Document passage:
The Greatest of Christian Duties #11

            Last time we looked at the first three helps for the season of adversity: (1) God is orchestrating all for the end of making us holy; (2) while God lovingly disciplines us with affliction, He never takes away His loving kindness; and (3) just as a loving father wants what is best for his children, so the heavenly Father, far perfectly beyond any earthly father, is the one who designs all for our good. So, all affliction and hardship are to the believer love carefully crafted and sent from God, our Father. Here is help number four from Flavel:

4.) God regards you as much in a low as in a high condition; and therefore it need not so much trouble you to be made low; nay, he manifests more of his love, grace and tenderness in the time of affliction than in the time of prosperity. As God did not at first choose you because you were high, he will not now forsake you because you are low. Men may look shy upon you, and alter their respects as your condition is altered; when Providence has blasted your estate, your summer-friends may grow strange, fearing you may be troublesome to them; but will God do so? No, no: “I will never leave thee nor forsake thee,” says he. If adversity and poverty could bar you from access to God, it were indeed a deplorable condition: but, so far from this, you may go to him as freely as ever. “My God will hear me,” says the church. Poor David, when stripped of all earthly comforts, could encourage himself in the Lord his God; and why cannot you? Suppose your husband or son had lost all at sea, and should come to you in rags; could you deny the relation, or refuse to entertain him? If you would not, much less will God. Why then are you so troubled? Though your condition be changed, your Father’s love is not changed.

(Rows from a layout dataset)
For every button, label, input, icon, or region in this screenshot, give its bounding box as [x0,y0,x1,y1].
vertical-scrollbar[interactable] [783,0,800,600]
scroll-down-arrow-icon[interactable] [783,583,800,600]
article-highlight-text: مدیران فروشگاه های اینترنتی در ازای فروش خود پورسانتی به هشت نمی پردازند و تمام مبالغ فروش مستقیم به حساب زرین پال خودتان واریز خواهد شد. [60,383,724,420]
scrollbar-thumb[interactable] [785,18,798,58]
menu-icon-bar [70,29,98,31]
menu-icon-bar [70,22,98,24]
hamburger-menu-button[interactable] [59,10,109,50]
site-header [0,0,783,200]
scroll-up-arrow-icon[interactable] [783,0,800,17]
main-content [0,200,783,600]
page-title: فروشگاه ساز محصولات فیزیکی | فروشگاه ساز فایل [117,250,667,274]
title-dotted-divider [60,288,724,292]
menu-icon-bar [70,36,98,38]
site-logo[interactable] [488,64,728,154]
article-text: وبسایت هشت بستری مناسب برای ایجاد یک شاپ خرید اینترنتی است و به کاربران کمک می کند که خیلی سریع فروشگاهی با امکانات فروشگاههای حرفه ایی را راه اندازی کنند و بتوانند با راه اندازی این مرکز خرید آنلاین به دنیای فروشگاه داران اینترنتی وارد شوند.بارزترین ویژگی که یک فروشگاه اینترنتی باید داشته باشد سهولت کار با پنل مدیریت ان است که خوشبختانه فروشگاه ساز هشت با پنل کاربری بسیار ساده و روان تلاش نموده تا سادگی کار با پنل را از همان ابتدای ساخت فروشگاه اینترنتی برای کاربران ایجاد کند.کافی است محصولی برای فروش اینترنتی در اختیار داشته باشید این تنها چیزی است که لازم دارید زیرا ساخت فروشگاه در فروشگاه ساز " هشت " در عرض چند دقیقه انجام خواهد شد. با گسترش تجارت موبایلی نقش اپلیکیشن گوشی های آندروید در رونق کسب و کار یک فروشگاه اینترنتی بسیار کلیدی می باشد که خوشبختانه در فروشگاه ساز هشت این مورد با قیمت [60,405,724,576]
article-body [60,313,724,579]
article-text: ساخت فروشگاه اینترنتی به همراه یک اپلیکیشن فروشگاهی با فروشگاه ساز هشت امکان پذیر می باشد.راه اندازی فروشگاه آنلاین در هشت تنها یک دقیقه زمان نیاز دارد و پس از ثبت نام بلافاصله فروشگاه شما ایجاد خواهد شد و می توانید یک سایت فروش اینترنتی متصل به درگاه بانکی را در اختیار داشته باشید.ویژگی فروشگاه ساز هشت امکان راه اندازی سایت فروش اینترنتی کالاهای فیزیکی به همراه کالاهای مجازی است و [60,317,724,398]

Goals:
A – In the entries, rewrite the stretch from the start through the line that contains "site-logo[interactable] [488,64,728,154]", replacing "menu-icon-bar" with "menu-stripe" and leaving everything else unchanged.
B – Carry on the passage about God's love in times of adversity from the point where it stops.

Responses to the tasks:
A –
For every button, label, input, icon, or region in this screenshot, give its bounding box as [x0,y0,x1,y1].
vertical-scrollbar[interactable] [783,0,800,600]
scroll-down-arrow-icon[interactable] [783,583,800,600]
article-highlight-text: مدیران فروشگاه های اینترنتی در ازای فروش خود پورسانتی به هشت نمی پردازند و تمام مبالغ فروش مستقیم به حساب زرین پال خودتان واریز خواهد شد. [60,383,724,420]
scrollbar-thumb[interactable] [785,18,798,58]
menu-stripe [70,29,98,31]
menu-stripe [70,22,98,24]
hamburger-menu-button[interactable] [59,10,109,50]
site-header [0,0,783,200]
scroll-up-arrow-icon[interactable] [783,0,800,17]
main-content [0,200,783,600]
page-title: فروشگاه ساز محصولات فیزیکی | فروشگاه ساز فایل [117,250,667,274]
title-dotted-divider [60,288,724,292]
menu-stripe [70,36,98,38]
site-logo[interactable] [488,64,728,154]

B –
God’s regard for us is not based on what we own, who we know, our level of influence, our skills or abilities, or any such thing that the world regards. Yes, even with all of those things removed, His steadfast love endures. Man looks at the outside and at the appearance, but God looks at the heart. And even if our hearts stray from our Father, He is loving to orchestrate our lives to bring it back. In fact, in what seems to be entirely contrary to what the world values, being brought low by their standards often results in being exalted by God’s standards. How can He regard you any less when adversity itself is sent for our good? When we are put in a place where we can better seek Him? So speaking of adversity and affliction as proof of God’s disappointment or dislike of you becomes absurd. Was it beyond God and by your own power that you have amassed any wealth, or beyond God that you gained any certain influence, skills, talents, or any other thing? No, God is the sole bestower of those things. Because of this, having them is no credit of our own, but God’s. Once again, we can see the absurdity of viewing the loss of things, the gain of which is entirely of God, as somehow reflecting God’s disfavour or dislike. The heart, dear Christian, the heart is what God sees, and the heart is what He is after, to shape and mould after all eminent good. Therefore, look to your own heart, and set it after Him.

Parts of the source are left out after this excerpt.